◆ **Task goal**
Output all records precisely as written.

--- start ---

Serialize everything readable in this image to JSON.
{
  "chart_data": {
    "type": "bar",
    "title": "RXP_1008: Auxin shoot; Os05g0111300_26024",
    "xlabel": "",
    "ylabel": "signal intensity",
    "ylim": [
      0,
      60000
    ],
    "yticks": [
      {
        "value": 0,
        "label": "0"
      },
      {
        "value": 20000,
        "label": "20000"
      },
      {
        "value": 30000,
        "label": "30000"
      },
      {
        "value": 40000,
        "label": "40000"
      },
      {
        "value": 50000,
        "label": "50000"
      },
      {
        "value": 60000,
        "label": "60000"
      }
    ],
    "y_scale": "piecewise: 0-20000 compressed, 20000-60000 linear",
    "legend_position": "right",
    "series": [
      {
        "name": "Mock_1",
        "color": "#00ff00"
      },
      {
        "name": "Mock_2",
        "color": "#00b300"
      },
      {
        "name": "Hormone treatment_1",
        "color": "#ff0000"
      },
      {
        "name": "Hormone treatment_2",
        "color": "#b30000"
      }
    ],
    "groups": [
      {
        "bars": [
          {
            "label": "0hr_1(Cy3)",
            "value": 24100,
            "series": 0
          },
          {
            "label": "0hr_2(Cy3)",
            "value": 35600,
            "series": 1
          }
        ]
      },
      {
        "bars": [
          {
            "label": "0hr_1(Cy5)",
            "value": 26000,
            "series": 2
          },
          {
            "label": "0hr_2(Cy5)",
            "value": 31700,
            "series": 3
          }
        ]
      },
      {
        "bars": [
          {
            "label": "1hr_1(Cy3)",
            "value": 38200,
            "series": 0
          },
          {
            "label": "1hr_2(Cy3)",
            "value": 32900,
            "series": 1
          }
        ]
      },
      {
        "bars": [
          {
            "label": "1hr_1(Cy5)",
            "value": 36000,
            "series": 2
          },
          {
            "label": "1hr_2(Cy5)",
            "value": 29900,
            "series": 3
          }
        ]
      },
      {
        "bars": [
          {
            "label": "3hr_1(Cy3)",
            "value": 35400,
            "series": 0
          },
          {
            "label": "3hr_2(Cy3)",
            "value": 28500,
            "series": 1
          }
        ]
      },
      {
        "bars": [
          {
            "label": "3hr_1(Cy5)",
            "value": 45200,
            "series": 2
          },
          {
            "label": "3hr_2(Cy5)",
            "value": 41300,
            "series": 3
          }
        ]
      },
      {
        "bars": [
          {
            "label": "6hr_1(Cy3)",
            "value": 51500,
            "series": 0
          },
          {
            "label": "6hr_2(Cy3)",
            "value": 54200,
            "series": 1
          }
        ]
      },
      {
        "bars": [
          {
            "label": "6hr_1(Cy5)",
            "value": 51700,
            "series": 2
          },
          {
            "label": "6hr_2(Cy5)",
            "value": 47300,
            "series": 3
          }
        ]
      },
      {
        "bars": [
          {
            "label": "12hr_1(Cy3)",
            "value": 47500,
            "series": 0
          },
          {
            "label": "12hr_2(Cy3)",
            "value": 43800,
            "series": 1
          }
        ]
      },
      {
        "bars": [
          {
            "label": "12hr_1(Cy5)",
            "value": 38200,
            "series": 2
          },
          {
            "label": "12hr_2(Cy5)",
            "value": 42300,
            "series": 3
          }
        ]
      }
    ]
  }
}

--- end ---

◆ **Correct answer**
Serialize everything readable in this image to JSON.
{
  "chart_data": {
    "type": "bar",
    "title": "RXP_1008: Auxin shoot; Os05g0111300_26024",
    "xlabel": "",
    "ylabel": "signal intensity",
    "ylim": [
      0,
      60000
    ],
    "yticks": [
      {
        "value": 0,
        "label": "0"
      },
      {
        "value": 20000,
        "label": "20000"
      },
      {
        "value": 30000,
        "label": "30000"
      },
      {
        "value": 40000,
        "label": "40000"
      },
      {
        "value": 50000,
        "label": "50000"
      },
      {
        "value": 60000,
        "label": "60000"
      }
    ],
    "y_scale": "piecewise: 0-20000 compressed, 20000-60000 linear",
    "legend_position": "right",
    "series": [
      {
        "name": "Mock_1",
        "color": "#00ff00"
      },
      {
        "name": "Mock_2",
        "color": "#00b300"
      },
      {
        "name": "Hormone treatment_1",
        "color": "#ff0000"
      },
      {
        "name": "Hormone treatment_2",
        "color": "#b30000"
      }
    ],
    "groups": [
      {
        "bars": [
          {
            "label": "0hr_1(Cy3)",
            "value": 24100,
            "series": 0
          },
          {
            "label": "0hr_2(Cy3)",
            "value": 35600,
            "series": 1
          }
        ]
      },
      {
        "bars": [
          {
            "label": "0hr_1(Cy5)",
            "value": 26000,
            "series": 2
          },
          {
            "label": "0hr_2(Cy5)",
            "value": 31700,
            "series": 3
          }
        ]
      },
      {
        "bars": [
          {
            "label": "1hr_1(Cy3)",
            "value": 38200,
            "series": 0
          },
          {
            "label": "1hr_2(Cy3)",
            "value": 32900,
            "series": 1
          }
        ]
      },
      {
        "bars": [
          {
            "label": "1hr_1(Cy5)",
            "value": 36000,
            "series": 2
          },
          {
            "label": "1hr_2(Cy5)",
            "value": 29900,
            "series": 3
          }
        ]
      },
      {
        "bars": [
          {
            "label": "3hr_1(Cy3)",
            "value": 35400,
            "series": 0
          },
          {
            "label": "3hr_2(Cy3)",
            "value": 28500,
            "series": 1
          }
        ]
      },
      {
        "bars": [
          {
            "label": "3hr_1(Cy5)",
            "value": 45200,
            "series": 2
          },
          {
            "label": "3hr_2(Cy5)",
            "value": 41300,
            "series": 3
          }
        ]
      },
      {
        "bars": [
          {
            "label": "6hr_1(Cy3)",
            "value": 51500,
            "series": 0
          },
          {
            "label": "6hr_2(Cy3)",
            "value": 54200,
            "series": 1
          }
        ]
      },
      {
        "bars": [
          {
            "label": "6hr_1(Cy5)",
            "value": 51700,
            "series": 2
          },
          {
            "label": "6hr_2(Cy5)",
            "value": 47300,
            "series": 3
          }
        ]
      },
      {
        "bars": [
          {
            "label": "12hr_1(Cy3)",
            "value": 47500,
            "series": 0
          },
          {
            "label": "12hr_2(Cy3)",
            "value": 43800,
            "series": 1
          }
        ]
      },
      {
        "bars": [
          {
            "label": "12hr_1(Cy5)",
            "value": 38200,
            "series": 2
          },
          {
            "label": "12hr_2(Cy5)",
            "value": 42300,
            "series": 3
          }
        ]
      }
    ]
  }
}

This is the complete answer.